§ Work to complete: Without the pictures, return each record as it appears.

[Data entries]
──────

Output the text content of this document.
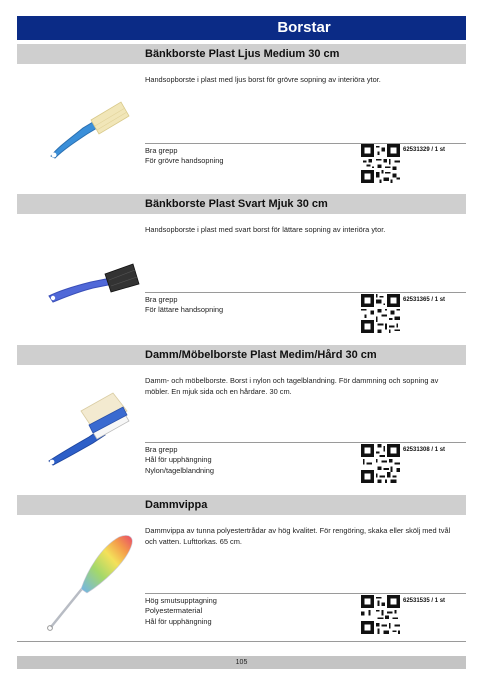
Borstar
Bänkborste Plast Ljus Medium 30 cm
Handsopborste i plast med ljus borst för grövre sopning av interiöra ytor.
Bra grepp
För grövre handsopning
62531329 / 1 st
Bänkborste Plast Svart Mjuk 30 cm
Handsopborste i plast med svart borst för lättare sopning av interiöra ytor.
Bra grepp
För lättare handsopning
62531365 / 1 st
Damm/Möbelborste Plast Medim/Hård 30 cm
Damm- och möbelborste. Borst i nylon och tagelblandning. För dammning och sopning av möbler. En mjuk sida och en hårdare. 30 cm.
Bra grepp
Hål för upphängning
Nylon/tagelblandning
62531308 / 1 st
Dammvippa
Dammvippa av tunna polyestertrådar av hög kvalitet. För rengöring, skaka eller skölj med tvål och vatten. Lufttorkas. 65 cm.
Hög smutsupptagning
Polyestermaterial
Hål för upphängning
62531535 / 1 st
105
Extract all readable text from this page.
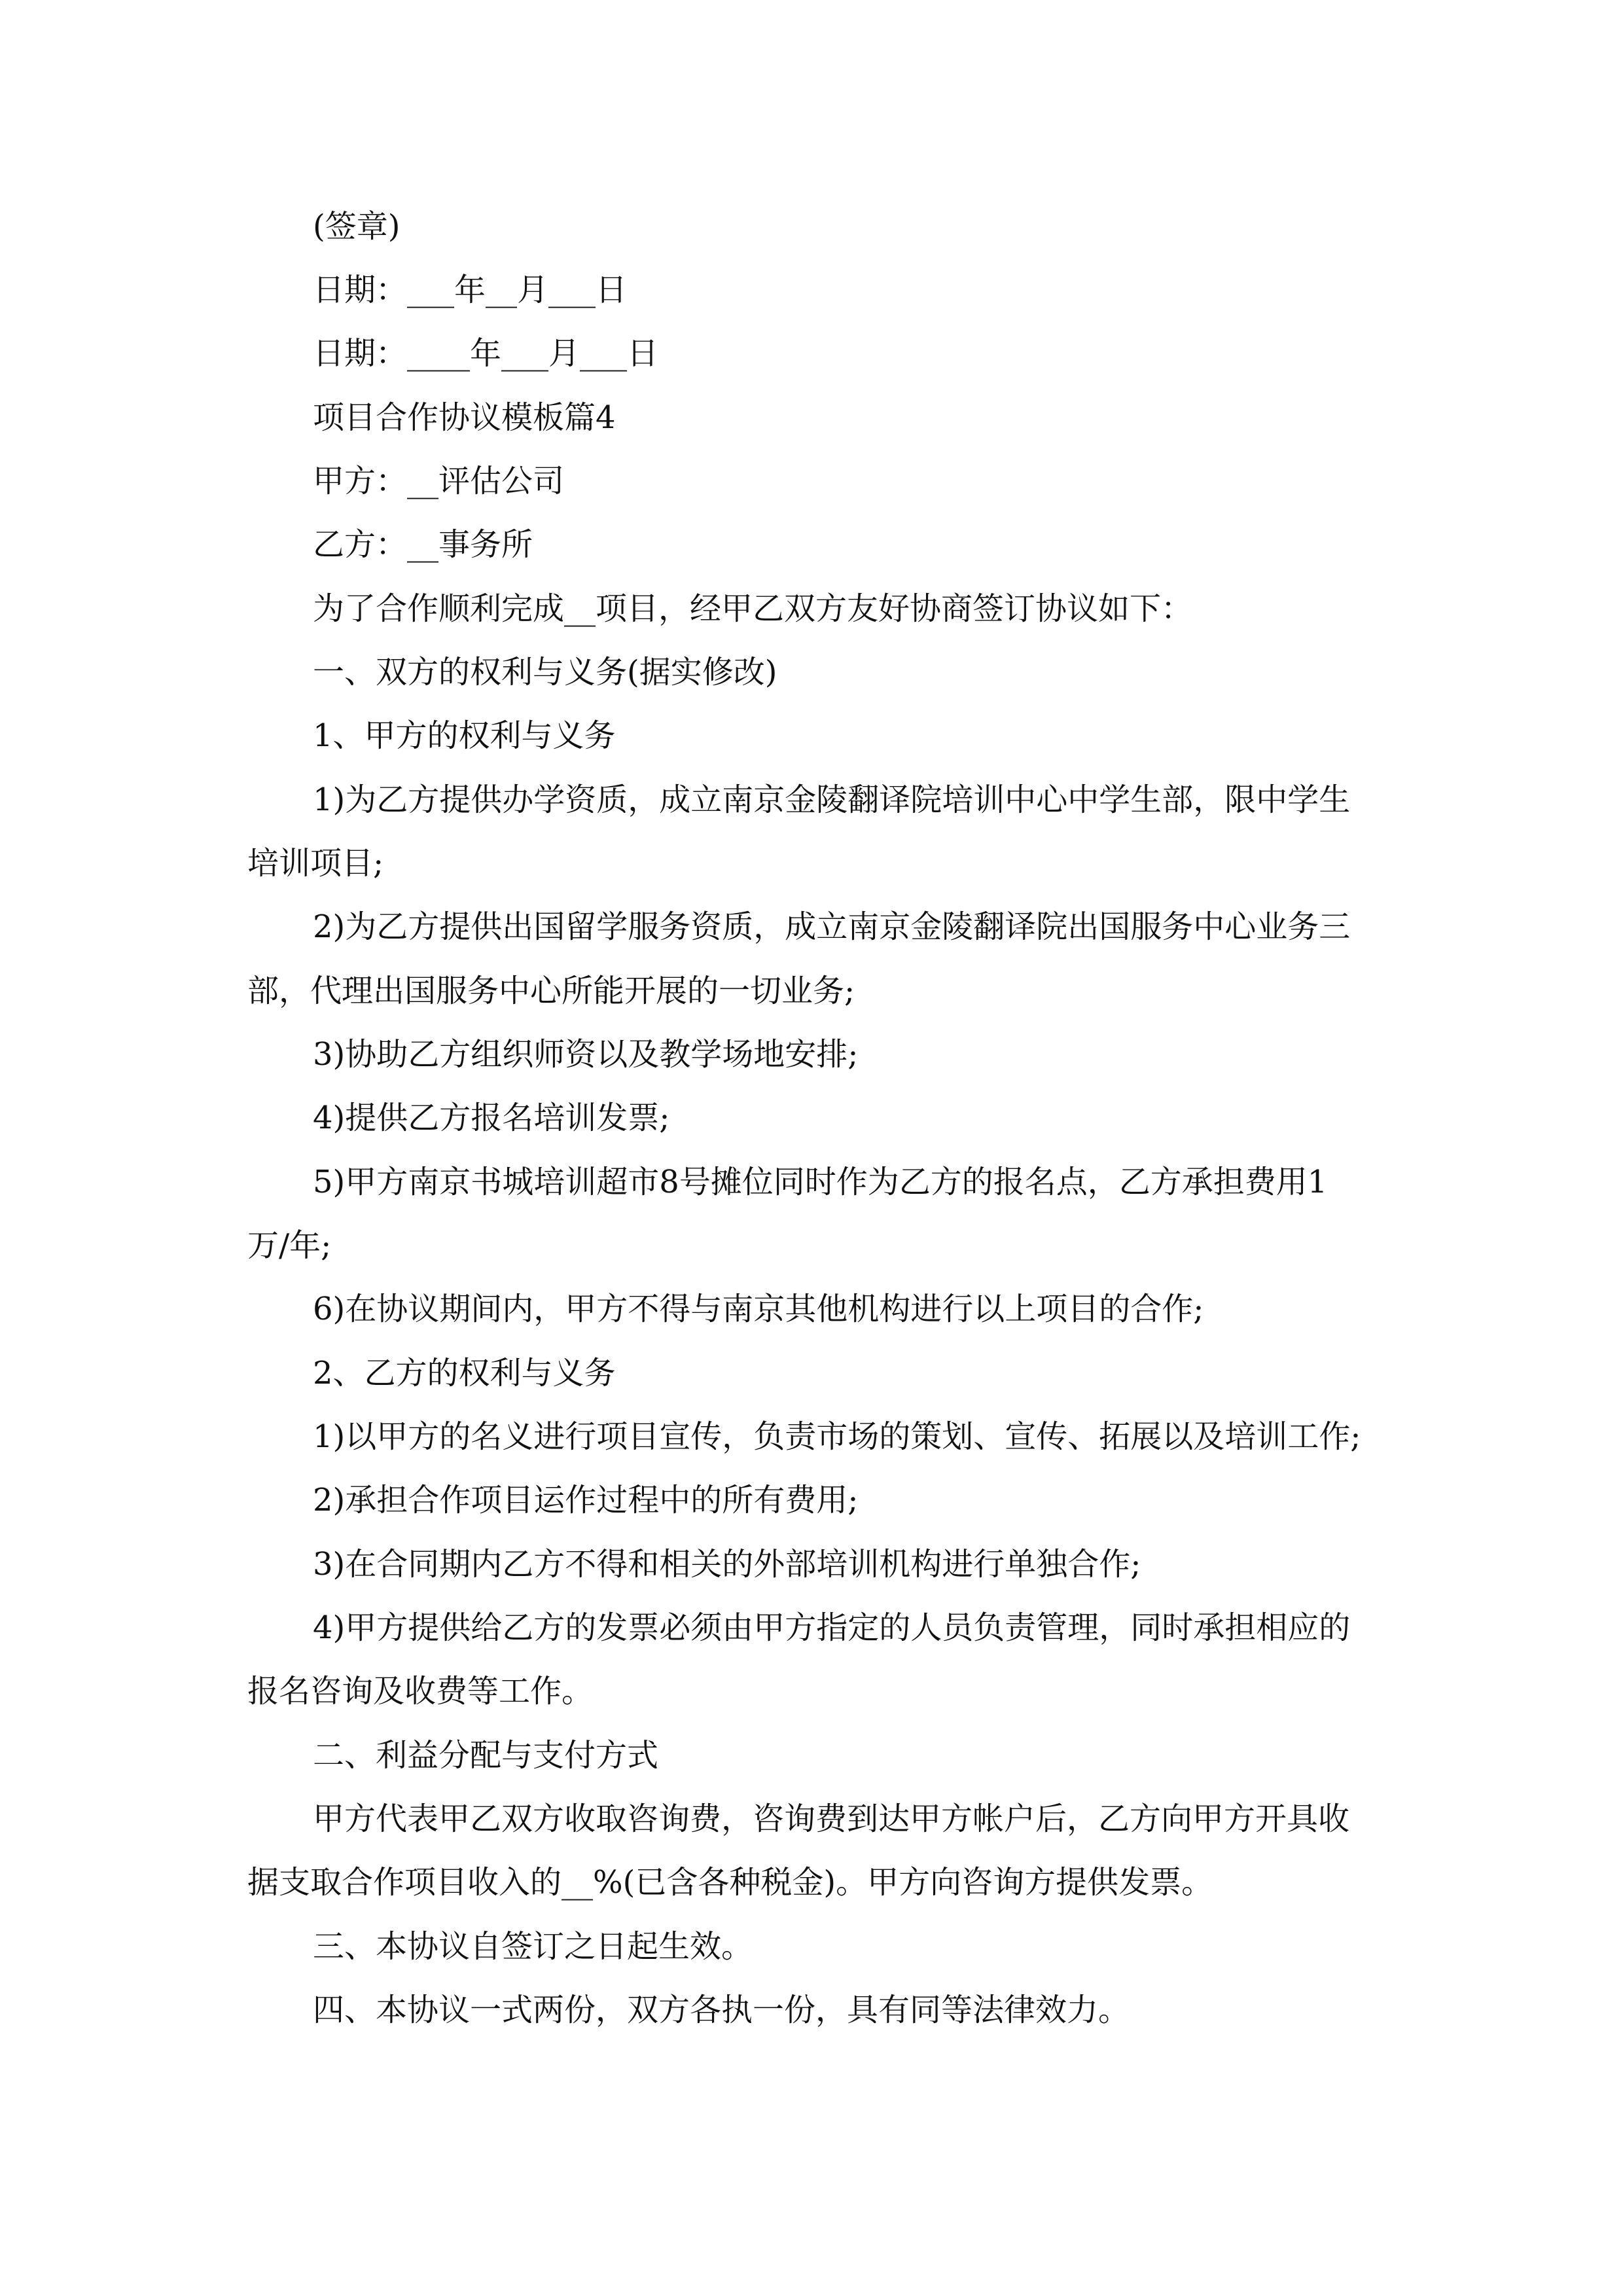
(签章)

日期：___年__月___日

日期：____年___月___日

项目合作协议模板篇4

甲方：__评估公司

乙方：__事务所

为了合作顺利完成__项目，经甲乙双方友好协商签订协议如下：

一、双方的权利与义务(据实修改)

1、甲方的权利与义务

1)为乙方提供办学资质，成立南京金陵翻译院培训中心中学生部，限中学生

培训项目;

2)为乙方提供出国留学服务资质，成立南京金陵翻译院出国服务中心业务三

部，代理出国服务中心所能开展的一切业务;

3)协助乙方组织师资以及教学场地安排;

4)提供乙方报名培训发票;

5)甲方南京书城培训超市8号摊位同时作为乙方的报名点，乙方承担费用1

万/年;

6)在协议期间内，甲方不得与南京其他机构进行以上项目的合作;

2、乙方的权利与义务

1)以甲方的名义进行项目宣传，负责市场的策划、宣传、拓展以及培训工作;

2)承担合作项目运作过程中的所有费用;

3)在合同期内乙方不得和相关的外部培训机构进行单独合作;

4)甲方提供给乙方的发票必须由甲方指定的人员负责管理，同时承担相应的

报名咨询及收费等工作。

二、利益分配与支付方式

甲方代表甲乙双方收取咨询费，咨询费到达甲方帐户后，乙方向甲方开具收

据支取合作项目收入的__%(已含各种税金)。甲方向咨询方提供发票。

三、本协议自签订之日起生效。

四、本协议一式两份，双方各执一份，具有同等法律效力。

──────

§ Result of the task:
Output the text content of this document.
Borstar
Bänkborste Plast Ljus Medium 30 cm
Handsopborste i plast med ljus borst för grövre sopning av interiöra ytor.
Bra grepp
För grövre handsopning
62531329 / 1 st
Bänkborste Plast Svart Mjuk 30 cm
Handsopborste i plast med svart borst för lättare sopning av interiöra ytor.
Bra grepp
För lättare handsopning
62531365 / 1 st
Damm/Möbelborste Plast Medim/Hård 30 cm
Damm- och möbelborste. Borst i nylon och tagelblandning. För dammning och sopning av möbler. En mjuk sida och en hårdare. 30 cm.
Bra grepp
Hål för upphängning
Nylon/tagelblandning
62531308 / 1 st
Dammvippa
Dammvippa av tunna polyestertrådar av hög kvalitet. För rengöring, skaka eller skölj med tvål och vatten. Lufttorkas. 65 cm.
Hög smutsupptagning
Polyestermaterial
Hål för upphängning
62531535 / 1 st
105
Extract all readable text from this page.
(签章)

日期：___年__月___日

日期：____年___月___日

项目合作协议模板篇4

甲方：__评估公司

乙方：__事务所

为了合作顺利完成__项目，经甲乙双方友好协商签订协议如下：

一、双方的权利与义务(据实修改)

1、甲方的权利与义务

1)为乙方提供办学资质，成立南京金陵翻译院培训中心中学生部，限中学生

培训项目;

2)为乙方提供出国留学服务资质，成立南京金陵翻译院出国服务中心业务三

部，代理出国服务中心所能开展的一切业务;

3)协助乙方组织师资以及教学场地安排;

4)提供乙方报名培训发票;

5)甲方南京书城培训超市8号摊位同时作为乙方的报名点，乙方承担费用1

万/年;

6)在协议期间内，甲方不得与南京其他机构进行以上项目的合作;

2、乙方的权利与义务

1)以甲方的名义进行项目宣传，负责市场的策划、宣传、拓展以及培训工作;

2)承担合作项目运作过程中的所有费用;

3)在合同期内乙方不得和相关的外部培训机构进行单独合作;

4)甲方提供给乙方的发票必须由甲方指定的人员负责管理，同时承担相应的

报名咨询及收费等工作。

二、利益分配与支付方式

甲方代表甲乙双方收取咨询费，咨询费到达甲方帐户后，乙方向甲方开具收

据支取合作项目收入的__%(已含各种税金)。甲方向咨询方提供发票。

三、本协议自签订之日起生效。

四、本协议一式两份，双方各执一份，具有同等法律效力。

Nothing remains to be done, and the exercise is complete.